Task to carry out: Lines containing the word "name" should be extracted in full.
-------
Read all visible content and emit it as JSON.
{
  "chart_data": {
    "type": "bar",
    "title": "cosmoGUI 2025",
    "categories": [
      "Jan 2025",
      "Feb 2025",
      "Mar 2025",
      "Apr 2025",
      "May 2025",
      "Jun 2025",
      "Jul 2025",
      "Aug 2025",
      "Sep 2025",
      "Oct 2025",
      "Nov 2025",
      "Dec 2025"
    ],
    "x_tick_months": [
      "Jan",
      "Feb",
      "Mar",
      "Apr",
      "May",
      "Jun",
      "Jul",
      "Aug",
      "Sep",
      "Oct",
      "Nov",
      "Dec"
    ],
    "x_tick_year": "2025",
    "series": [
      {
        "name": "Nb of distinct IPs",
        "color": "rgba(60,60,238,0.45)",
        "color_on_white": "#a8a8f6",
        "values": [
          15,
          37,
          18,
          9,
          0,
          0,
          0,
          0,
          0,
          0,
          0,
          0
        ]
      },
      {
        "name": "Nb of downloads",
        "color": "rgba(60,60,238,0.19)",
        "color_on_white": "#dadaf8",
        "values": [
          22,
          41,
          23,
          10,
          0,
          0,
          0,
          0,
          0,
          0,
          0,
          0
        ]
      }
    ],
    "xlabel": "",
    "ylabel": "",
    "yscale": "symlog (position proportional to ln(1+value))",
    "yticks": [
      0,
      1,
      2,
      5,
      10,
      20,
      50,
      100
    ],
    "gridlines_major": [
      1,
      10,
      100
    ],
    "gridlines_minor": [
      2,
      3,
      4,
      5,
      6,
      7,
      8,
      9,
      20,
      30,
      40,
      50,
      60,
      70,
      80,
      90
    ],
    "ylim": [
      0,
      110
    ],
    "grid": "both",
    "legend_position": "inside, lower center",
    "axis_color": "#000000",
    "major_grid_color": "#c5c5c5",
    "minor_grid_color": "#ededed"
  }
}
-------
Task result:
        "name": "Nb of distinct IPs",
        "name": "Nb of downloads",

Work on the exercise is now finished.